_WHAT THIS TASK INVOLVES_
Please reproduce the listing below word for word, leaving out the pictures.

- - -

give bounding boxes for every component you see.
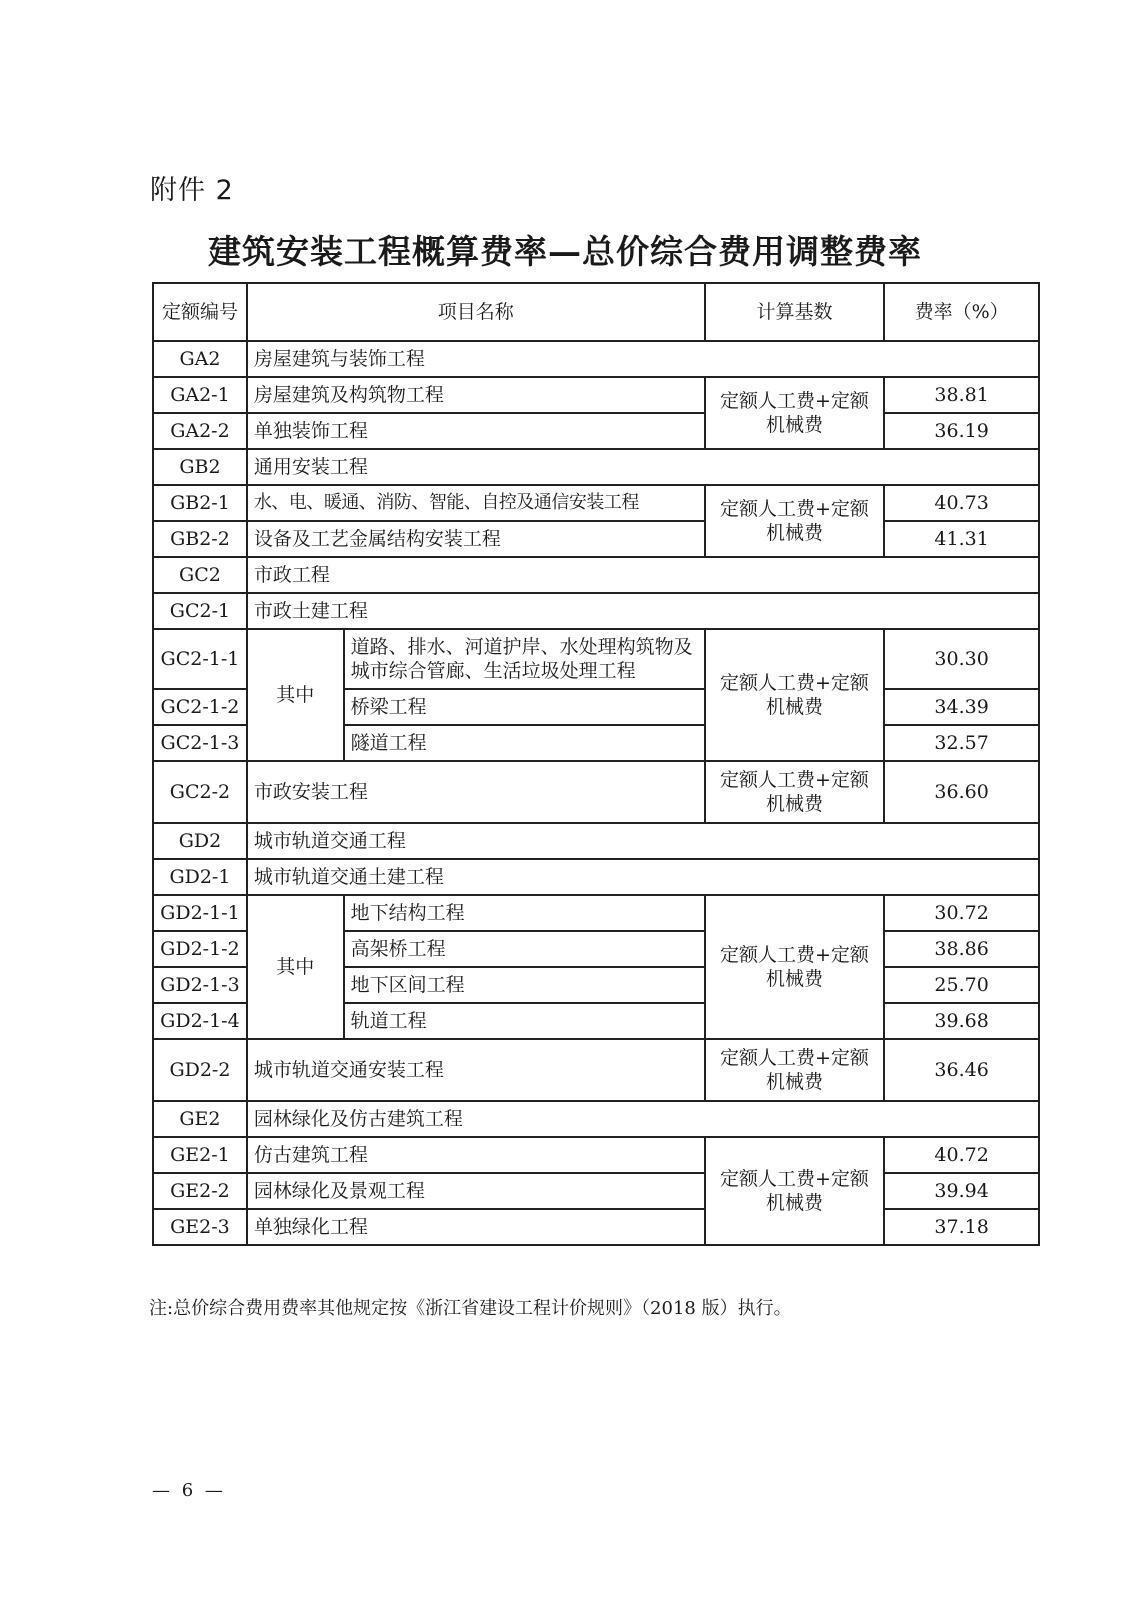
row-name: 园林绿化及景观工程 [247,1173,705,1209]
table-row [153,341,1039,377]
row-code: GA2-2 [153,413,247,449]
row-basis: 定额人工费+定额机械费 [705,761,885,823]
table-row [153,1039,1039,1101]
row-qizhong-label: 其中 [247,629,344,761]
row-code: GC2-1-3 [153,725,247,761]
table-row [153,761,1039,823]
row-code: GD2-1-2 [153,931,247,967]
row-rate: 37.18 [884,1209,1039,1245]
row-rate: 40.72 [884,1137,1039,1173]
table-row [153,593,1039,629]
row-rate: 25.70 [884,967,1039,1003]
table-row [153,1137,1039,1173]
row-code: GD2-1-4 [153,1003,247,1039]
row-name: 隧道工程 [344,725,705,761]
table-row [153,413,1039,449]
header-basis: 计算基数 [705,283,885,341]
row-name: 市政安装工程 [247,761,705,823]
page-number: — 6 — [152,1480,226,1501]
row-rate: 36.19 [884,413,1039,449]
row-code: GC2-1-2 [153,689,247,725]
row-rate: 39.68 [884,1003,1039,1039]
row-code: GC2 [153,557,247,593]
row-code: GA2 [153,341,247,377]
row-code: GC2-1-1 [153,629,247,689]
row-name: 桥梁工程 [344,689,705,725]
table-row [153,895,1039,931]
footnote: 注:总价综合费用费率其他规定按《浙江省建设工程计价规则》（2018 版）执行。 [149,1298,792,1319]
table-row [153,1173,1039,1209]
row-name: 地下结构工程 [344,895,705,931]
row-basis: 定额人工费+定额机械费 [705,1137,885,1245]
row-name: 市政土建工程 [247,593,1039,629]
row-code: GE2-3 [153,1209,247,1245]
row-rate: 38.81 [884,377,1039,413]
row-basis: 定额人工费+定额机械费 [705,377,885,449]
row-rate: 38.86 [884,931,1039,967]
row-name: 轨道工程 [344,1003,705,1039]
row-code: GE2-2 [153,1173,247,1209]
row-rate: 36.60 [884,761,1039,823]
row-name: 单独绿化工程 [247,1209,705,1245]
row-rate: 32.57 [884,725,1039,761]
row-code: GB2-1 [153,485,247,521]
table-row [153,1101,1039,1137]
row-name: 单独装饰工程 [247,413,705,449]
row-code: GD2-1-1 [153,895,247,931]
row-name: 市政工程 [247,557,1039,593]
table-header-row [153,283,1039,341]
document-title: 建筑安装工程概算费率—总价综合费用调整费率 [208,232,922,271]
row-name: 园林绿化及仿古建筑工程 [247,1101,1039,1137]
table-row [153,521,1039,557]
row-name: 城市轨道交通工程 [247,823,1039,859]
row-name: 高架桥工程 [344,931,705,967]
attachment-label: 附件 2 [150,175,234,206]
table-row [153,485,1039,521]
table-row [153,859,1039,895]
row-code: GA2-1 [153,377,247,413]
row-rate: 39.94 [884,1173,1039,1209]
row-basis: 定额人工费+定额机械费 [705,629,885,761]
row-name: 设备及工艺金属结构安装工程 [247,521,705,557]
table-row [153,1209,1039,1245]
row-code: GD2-1 [153,859,247,895]
row-name: 城市轨道交通安装工程 [247,1039,705,1101]
row-name: 房屋建筑与装饰工程 [247,341,1039,377]
row-name: 仿古建筑工程 [247,1137,705,1173]
header-code: 定额编号 [153,283,247,341]
row-code: GE2-1 [153,1137,247,1173]
table-row [153,629,1039,689]
row-code: GD2-1-3 [153,967,247,1003]
row-code: GC2-2 [153,761,247,823]
row-name: 水、电、暖通、消防、智能、自控及通信安装工程 [247,485,705,521]
row-rate: 30.30 [884,629,1039,689]
row-code: GB2 [153,449,247,485]
row-basis: 定额人工费+定额机械费 [705,485,885,557]
row-name: 房屋建筑及构筑物工程 [247,377,705,413]
table-row [153,823,1039,859]
table-row [153,449,1039,485]
row-code: GD2 [153,823,247,859]
row-rate: 41.31 [884,521,1039,557]
row-basis: 定额人工费+定额机械费 [705,1039,885,1101]
row-rate: 30.72 [884,895,1039,931]
row-rate: 34.39 [884,689,1039,725]
row-rate: 40.73 [884,485,1039,521]
row-code: GE2 [153,1101,247,1137]
row-rate: 36.46 [884,1039,1039,1101]
row-name: 城市轨道交通土建工程 [247,859,1039,895]
row-name: 道路、排水、河道护岸、水处理构筑物及城市综合管廊、生活垃圾处理工程 [344,629,705,689]
row-code: GD2-2 [153,1039,247,1101]
row-name: 通用安装工程 [247,449,1039,485]
row-code: GB2-2 [153,521,247,557]
row-name: 地下区间工程 [344,967,705,1003]
header-rate: 费率（%） [884,283,1039,341]
row-qizhong-label: 其中 [247,895,344,1039]
table-row [153,557,1039,593]
row-basis: 定额人工费+定额机械费 [705,895,885,1039]
row-code: GC2-1 [153,593,247,629]
rate-table [152,282,1040,1246]
header-name: 项目名称 [247,283,705,341]
table-row [153,377,1039,413]
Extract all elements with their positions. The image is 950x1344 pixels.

- - -

_CORRECT RESPONSE_
give bounding boxes for every component you see.
row-name: 园林绿化及景观工程 [247,1173,705,1209]
table-row [153,341,1039,377]
row-code: GA2-2 [153,413,247,449]
row-basis: 定额人工费+定额机械费 [705,761,885,823]
table-row [153,1039,1039,1101]
row-qizhong-label: 其中 [247,629,344,761]
row-code: GC2-1-3 [153,725,247,761]
table-row [153,761,1039,823]
row-code: GD2-1-2 [153,931,247,967]
row-rate: 37.18 [884,1209,1039,1245]
row-rate: 40.72 [884,1137,1039,1173]
table-row [153,593,1039,629]
row-rate: 25.70 [884,967,1039,1003]
table-row [153,1137,1039,1173]
row-code: GD2-1-4 [153,1003,247,1039]
row-name: 隧道工程 [344,725,705,761]
table-row [153,413,1039,449]
header-basis: 计算基数 [705,283,885,341]
row-name: 市政安装工程 [247,761,705,823]
page-number: — 6 — [152,1480,226,1501]
row-rate: 36.19 [884,413,1039,449]
row-code: GC2-1-2 [153,689,247,725]
row-rate: 39.68 [884,1003,1039,1039]
row-code: GC2 [153,557,247,593]
row-code: GA2 [153,341,247,377]
row-code: GC2-1-1 [153,629,247,689]
row-name: 桥梁工程 [344,689,705,725]
table-row [153,895,1039,931]
footnote: 注:总价综合费用费率其他规定按《浙江省建设工程计价规则》（2018 版）执行。 [149,1298,792,1319]
table-row [153,1173,1039,1209]
row-name: 地下结构工程 [344,895,705,931]
row-basis: 定额人工费+定额机械费 [705,1137,885,1245]
row-name: 市政土建工程 [247,593,1039,629]
row-code: GE2-3 [153,1209,247,1245]
row-rate: 38.81 [884,377,1039,413]
row-basis: 定额人工费+定额机械费 [705,377,885,449]
row-rate: 38.86 [884,931,1039,967]
row-name: 轨道工程 [344,1003,705,1039]
row-code: GE2-2 [153,1173,247,1209]
row-rate: 36.60 [884,761,1039,823]
row-name: 单独绿化工程 [247,1209,705,1245]
row-rate: 32.57 [884,725,1039,761]
row-code: GB2-1 [153,485,247,521]
table-row [153,1101,1039,1137]
row-name: 单独装饰工程 [247,413,705,449]
row-code: GD2-1-1 [153,895,247,931]
row-name: 市政工程 [247,557,1039,593]
table-header-row [153,283,1039,341]
document-title: 建筑安装工程概算费率—总价综合费用调整费率 [208,232,922,271]
row-name: 园林绿化及仿古建筑工程 [247,1101,1039,1137]
table-row [153,521,1039,557]
row-name: 城市轨道交通工程 [247,823,1039,859]
row-name: 高架桥工程 [344,931,705,967]
attachment-label: 附件 2 [150,175,234,206]
table-row [153,485,1039,521]
table-row [153,859,1039,895]
row-code: GA2-1 [153,377,247,413]
row-rate: 39.94 [884,1173,1039,1209]
row-basis: 定额人工费+定额机械费 [705,629,885,761]
row-name: 设备及工艺金属结构安装工程 [247,521,705,557]
table-row [153,1209,1039,1245]
row-code: GD2-1 [153,859,247,895]
row-name: 城市轨道交通安装工程 [247,1039,705,1101]
row-name: 房屋建筑与装饰工程 [247,341,1039,377]
row-name: 仿古建筑工程 [247,1137,705,1173]
header-code: 定额编号 [153,283,247,341]
row-code: GE2-1 [153,1137,247,1173]
table-row [153,629,1039,689]
row-code: GD2-1-3 [153,967,247,1003]
row-code: GC2-2 [153,761,247,823]
row-name: 水、电、暖通、消防、智能、自控及通信安装工程 [247,485,705,521]
row-rate: 30.30 [884,629,1039,689]
row-code: GB2 [153,449,247,485]
row-basis: 定额人工费+定额机械费 [705,485,885,557]
row-name: 房屋建筑及构筑物工程 [247,377,705,413]
table-row [153,823,1039,859]
table-row [153,449,1039,485]
row-code: GD2 [153,823,247,859]
row-rate: 41.31 [884,521,1039,557]
row-basis: 定额人工费+定额机械费 [705,1039,885,1101]
row-rate: 30.72 [884,895,1039,931]
row-rate: 34.39 [884,689,1039,725]
row-rate: 40.73 [884,485,1039,521]
row-code: GE2 [153,1101,247,1137]
row-rate: 36.46 [884,1039,1039,1101]
row-name: 城市轨道交通土建工程 [247,859,1039,895]
row-name: 道路、排水、河道护岸、水处理构筑物及城市综合管廊、生活垃圾处理工程 [344,629,705,689]
row-code: GD2-2 [153,1039,247,1101]
row-name: 通用安装工程 [247,449,1039,485]
row-code: GB2-2 [153,521,247,557]
row-name: 地下区间工程 [344,967,705,1003]
header-rate: 费率（%） [884,283,1039,341]
row-qizhong-label: 其中 [247,895,344,1039]
table-row [153,557,1039,593]
row-basis: 定额人工费+定额机械费 [705,895,885,1039]
row-code: GC2-1 [153,593,247,629]
rate-table [152,282,1040,1246]
header-name: 项目名称 [247,283,705,341]
table-row [153,377,1039,413]
Extract all elements with their positions. The image is 950x1344 pixels.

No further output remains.